● Instructions to follow:
Write out the material exactly, with the pictures left out.

[Records about charts and figures]
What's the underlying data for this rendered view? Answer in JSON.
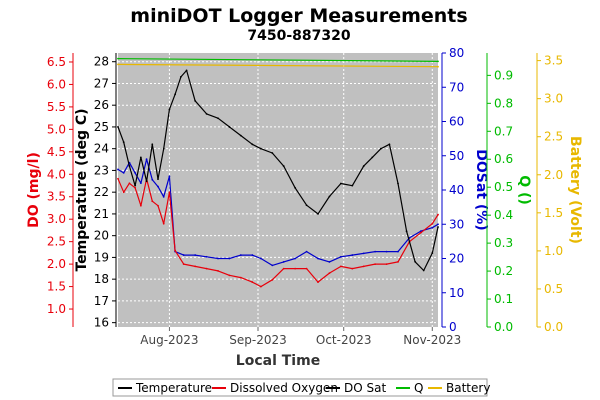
{
  "chart_data": {
    "type": "line",
    "title": "miniDOT Logger Measurements",
    "subtitle": "7450-887320",
    "xlabel": "Local Time",
    "x_ticks": [
      "Aug-2023",
      "Sep-2023",
      "Oct-2023",
      "Nov-2023"
    ],
    "x_range": [
      "2023-07-14",
      "2023-11-03"
    ],
    "grid": true,
    "legend_position": "bottom",
    "axes": [
      {
        "id": "do",
        "label": "DO (mg/l)",
        "color": "#e8000b",
        "side": "left",
        "range": [
          0.6,
          6.7
        ],
        "ticks": [
          1.0,
          1.5,
          2.0,
          2.5,
          3.0,
          3.5,
          4.0,
          4.5,
          5.0,
          5.5,
          6.0,
          6.5
        ]
      },
      {
        "id": "temp",
        "label": "Temperature (deg C)",
        "color": "#000000",
        "side": "left",
        "range": [
          15.8,
          28.4
        ],
        "ticks": [
          16,
          17,
          18,
          19,
          20,
          21,
          22,
          23,
          24,
          25,
          26,
          27,
          28
        ]
      },
      {
        "id": "dosat",
        "label": "DOSat (%)",
        "color": "#0000cc",
        "side": "right",
        "range": [
          0,
          80
        ],
        "ticks": [
          0,
          10,
          20,
          30,
          40,
          50,
          60,
          70,
          80
        ]
      },
      {
        "id": "q",
        "label": "Q ()",
        "color": "#00bb00",
        "side": "right",
        "range": [
          0,
          0.98
        ],
        "ticks": [
          0.0,
          0.1,
          0.2,
          0.3,
          0.4,
          0.5,
          0.6,
          0.7,
          0.8,
          0.9
        ]
      },
      {
        "id": "battery",
        "label": "Battery (Volt)",
        "color": "#e8b800",
        "side": "right",
        "range": [
          0,
          3.6
        ],
        "ticks": [
          0.0,
          0.5,
          1.0,
          1.5,
          2.0,
          2.5,
          3.0,
          3.5
        ]
      }
    ],
    "series": [
      {
        "name": "Temperature",
        "axis": "temp",
        "color": "#000000",
        "x": [
          "2023-07-14",
          "2023-07-16",
          "2023-07-18",
          "2023-07-20",
          "2023-07-22",
          "2023-07-24",
          "2023-07-26",
          "2023-07-28",
          "2023-07-30",
          "2023-08-01",
          "2023-08-03",
          "2023-08-05",
          "2023-08-07",
          "2023-08-10",
          "2023-08-14",
          "2023-08-18",
          "2023-08-22",
          "2023-08-26",
          "2023-08-30",
          "2023-09-02",
          "2023-09-06",
          "2023-09-10",
          "2023-09-14",
          "2023-09-18",
          "2023-09-22",
          "2023-09-26",
          "2023-09-30",
          "2023-10-04",
          "2023-10-08",
          "2023-10-11",
          "2023-10-14",
          "2023-10-17",
          "2023-10-20",
          "2023-10-23",
          "2023-10-26",
          "2023-10-29",
          "2023-11-01",
          "2023-11-03"
        ],
        "values": [
          25.0,
          24.3,
          23.2,
          22.3,
          23.6,
          22.5,
          24.2,
          22.6,
          24.0,
          25.8,
          26.5,
          27.3,
          27.6,
          26.2,
          25.6,
          25.4,
          25.0,
          24.6,
          24.2,
          24.0,
          23.8,
          23.2,
          22.2,
          21.4,
          21.0,
          21.8,
          22.4,
          22.3,
          23.2,
          23.6,
          24.0,
          24.2,
          22.4,
          20.2,
          18.8,
          18.4,
          19.2,
          20.4
        ]
      },
      {
        "name": "Dissolved Oxygen",
        "axis": "do",
        "color": "#e8000b",
        "x": [
          "2023-07-14",
          "2023-07-16",
          "2023-07-18",
          "2023-07-20",
          "2023-07-22",
          "2023-07-24",
          "2023-07-26",
          "2023-07-28",
          "2023-07-30",
          "2023-08-01",
          "2023-08-03",
          "2023-08-06",
          "2023-08-10",
          "2023-08-14",
          "2023-08-18",
          "2023-08-22",
          "2023-08-26",
          "2023-08-30",
          "2023-09-02",
          "2023-09-06",
          "2023-09-10",
          "2023-09-14",
          "2023-09-18",
          "2023-09-22",
          "2023-09-26",
          "2023-09-30",
          "2023-10-04",
          "2023-10-08",
          "2023-10-12",
          "2023-10-16",
          "2023-10-20",
          "2023-10-24",
          "2023-10-28",
          "2023-11-01",
          "2023-11-03"
        ],
        "values": [
          3.9,
          3.6,
          3.8,
          3.7,
          3.3,
          3.9,
          3.4,
          3.3,
          2.9,
          3.6,
          2.3,
          2.0,
          1.95,
          1.9,
          1.85,
          1.75,
          1.7,
          1.6,
          1.5,
          1.65,
          1.9,
          1.9,
          1.9,
          1.6,
          1.8,
          1.95,
          1.9,
          1.95,
          2.0,
          2.0,
          2.05,
          2.5,
          2.7,
          2.9,
          3.1
        ]
      },
      {
        "name": "DO Sat",
        "axis": "dosat",
        "color": "#0000cc",
        "x": [
          "2023-07-14",
          "2023-07-16",
          "2023-07-18",
          "2023-07-20",
          "2023-07-22",
          "2023-07-24",
          "2023-07-26",
          "2023-07-28",
          "2023-07-30",
          "2023-08-01",
          "2023-08-03",
          "2023-08-06",
          "2023-08-10",
          "2023-08-14",
          "2023-08-18",
          "2023-08-22",
          "2023-08-26",
          "2023-08-30",
          "2023-09-02",
          "2023-09-06",
          "2023-09-10",
          "2023-09-14",
          "2023-09-18",
          "2023-09-22",
          "2023-09-26",
          "2023-09-30",
          "2023-10-04",
          "2023-10-08",
          "2023-10-12",
          "2023-10-16",
          "2023-10-20",
          "2023-10-24",
          "2023-10-28",
          "2023-11-01",
          "2023-11-03"
        ],
        "values": [
          46,
          45,
          48,
          45,
          42,
          49,
          43,
          41,
          38,
          44,
          22,
          21,
          21,
          20.5,
          20,
          20,
          21,
          21,
          20,
          18,
          19,
          20,
          22,
          20,
          19,
          20.5,
          21,
          21.5,
          22,
          22,
          22,
          26,
          28,
          29,
          30
        ]
      },
      {
        "name": "Q",
        "axis": "q",
        "color": "#00bb00",
        "x": [
          "2023-07-14",
          "2023-11-03"
        ],
        "values": [
          0.96,
          0.95
        ]
      },
      {
        "name": "Battery",
        "axis": "battery",
        "color": "#e8b800",
        "x": [
          "2023-07-14",
          "2023-11-03"
        ],
        "values": [
          3.45,
          3.42
        ]
      }
    ]
  }
}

● Response:
What's the underlying data for this rendered view? Answer in JSON.
{
  "chart_data": {
    "type": "line",
    "title": "miniDOT Logger Measurements",
    "subtitle": "7450-887320",
    "xlabel": "Local Time",
    "x_ticks": [
      "Aug-2023",
      "Sep-2023",
      "Oct-2023",
      "Nov-2023"
    ],
    "x_range": [
      "2023-07-14",
      "2023-11-03"
    ],
    "grid": true,
    "legend_position": "bottom",
    "axes": [
      {
        "id": "do",
        "label": "DO (mg/l)",
        "color": "#e8000b",
        "side": "left",
        "range": [
          0.6,
          6.7
        ],
        "ticks": [
          1.0,
          1.5,
          2.0,
          2.5,
          3.0,
          3.5,
          4.0,
          4.5,
          5.0,
          5.5,
          6.0,
          6.5
        ]
      },
      {
        "id": "temp",
        "label": "Temperature (deg C)",
        "color": "#000000",
        "side": "left",
        "range": [
          15.8,
          28.4
        ],
        "ticks": [
          16,
          17,
          18,
          19,
          20,
          21,
          22,
          23,
          24,
          25,
          26,
          27,
          28
        ]
      },
      {
        "id": "dosat",
        "label": "DOSat (%)",
        "color": "#0000cc",
        "side": "right",
        "range": [
          0,
          80
        ],
        "ticks": [
          0,
          10,
          20,
          30,
          40,
          50,
          60,
          70,
          80
        ]
      },
      {
        "id": "q",
        "label": "Q ()",
        "color": "#00bb00",
        "side": "right",
        "range": [
          0,
          0.98
        ],
        "ticks": [
          0.0,
          0.1,
          0.2,
          0.3,
          0.4,
          0.5,
          0.6,
          0.7,
          0.8,
          0.9
        ]
      },
      {
        "id": "battery",
        "label": "Battery (Volt)",
        "color": "#e8b800",
        "side": "right",
        "range": [
          0,
          3.6
        ],
        "ticks": [
          0.0,
          0.5,
          1.0,
          1.5,
          2.0,
          2.5,
          3.0,
          3.5
        ]
      }
    ],
    "series": [
      {
        "name": "Temperature",
        "axis": "temp",
        "color": "#000000",
        "x": [
          "2023-07-14",
          "2023-07-16",
          "2023-07-18",
          "2023-07-20",
          "2023-07-22",
          "2023-07-24",
          "2023-07-26",
          "2023-07-28",
          "2023-07-30",
          "2023-08-01",
          "2023-08-03",
          "2023-08-05",
          "2023-08-07",
          "2023-08-10",
          "2023-08-14",
          "2023-08-18",
          "2023-08-22",
          "2023-08-26",
          "2023-08-30",
          "2023-09-02",
          "2023-09-06",
          "2023-09-10",
          "2023-09-14",
          "2023-09-18",
          "2023-09-22",
          "2023-09-26",
          "2023-09-30",
          "2023-10-04",
          "2023-10-08",
          "2023-10-11",
          "2023-10-14",
          "2023-10-17",
          "2023-10-20",
          "2023-10-23",
          "2023-10-26",
          "2023-10-29",
          "2023-11-01",
          "2023-11-03"
        ],
        "values": [
          25.0,
          24.3,
          23.2,
          22.3,
          23.6,
          22.5,
          24.2,
          22.6,
          24.0,
          25.8,
          26.5,
          27.3,
          27.6,
          26.2,
          25.6,
          25.4,
          25.0,
          24.6,
          24.2,
          24.0,
          23.8,
          23.2,
          22.2,
          21.4,
          21.0,
          21.8,
          22.4,
          22.3,
          23.2,
          23.6,
          24.0,
          24.2,
          22.4,
          20.2,
          18.8,
          18.4,
          19.2,
          20.4
        ]
      },
      {
        "name": "Dissolved Oxygen",
        "axis": "do",
        "color": "#e8000b",
        "x": [
          "2023-07-14",
          "2023-07-16",
          "2023-07-18",
          "2023-07-20",
          "2023-07-22",
          "2023-07-24",
          "2023-07-26",
          "2023-07-28",
          "2023-07-30",
          "2023-08-01",
          "2023-08-03",
          "2023-08-06",
          "2023-08-10",
          "2023-08-14",
          "2023-08-18",
          "2023-08-22",
          "2023-08-26",
          "2023-08-30",
          "2023-09-02",
          "2023-09-06",
          "2023-09-10",
          "2023-09-14",
          "2023-09-18",
          "2023-09-22",
          "2023-09-26",
          "2023-09-30",
          "2023-10-04",
          "2023-10-08",
          "2023-10-12",
          "2023-10-16",
          "2023-10-20",
          "2023-10-24",
          "2023-10-28",
          "2023-11-01",
          "2023-11-03"
        ],
        "values": [
          3.9,
          3.6,
          3.8,
          3.7,
          3.3,
          3.9,
          3.4,
          3.3,
          2.9,
          3.6,
          2.3,
          2.0,
          1.95,
          1.9,
          1.85,
          1.75,
          1.7,
          1.6,
          1.5,
          1.65,
          1.9,
          1.9,
          1.9,
          1.6,
          1.8,
          1.95,
          1.9,
          1.95,
          2.0,
          2.0,
          2.05,
          2.5,
          2.7,
          2.9,
          3.1
        ]
      },
      {
        "name": "DO Sat",
        "axis": "dosat",
        "color": "#0000cc",
        "x": [
          "2023-07-14",
          "2023-07-16",
          "2023-07-18",
          "2023-07-20",
          "2023-07-22",
          "2023-07-24",
          "2023-07-26",
          "2023-07-28",
          "2023-07-30",
          "2023-08-01",
          "2023-08-03",
          "2023-08-06",
          "2023-08-10",
          "2023-08-14",
          "2023-08-18",
          "2023-08-22",
          "2023-08-26",
          "2023-08-30",
          "2023-09-02",
          "2023-09-06",
          "2023-09-10",
          "2023-09-14",
          "2023-09-18",
          "2023-09-22",
          "2023-09-26",
          "2023-09-30",
          "2023-10-04",
          "2023-10-08",
          "2023-10-12",
          "2023-10-16",
          "2023-10-20",
          "2023-10-24",
          "2023-10-28",
          "2023-11-01",
          "2023-11-03"
        ],
        "values": [
          46,
          45,
          48,
          45,
          42,
          49,
          43,
          41,
          38,
          44,
          22,
          21,
          21,
          20.5,
          20,
          20,
          21,
          21,
          20,
          18,
          19,
          20,
          22,
          20,
          19,
          20.5,
          21,
          21.5,
          22,
          22,
          22,
          26,
          28,
          29,
          30
        ]
      },
      {
        "name": "Q",
        "axis": "q",
        "color": "#00bb00",
        "x": [
          "2023-07-14",
          "2023-11-03"
        ],
        "values": [
          0.96,
          0.95
        ]
      },
      {
        "name": "Battery",
        "axis": "battery",
        "color": "#e8b800",
        "x": [
          "2023-07-14",
          "2023-11-03"
        ],
        "values": [
          3.45,
          3.42
        ]
      }
    ]
  }
}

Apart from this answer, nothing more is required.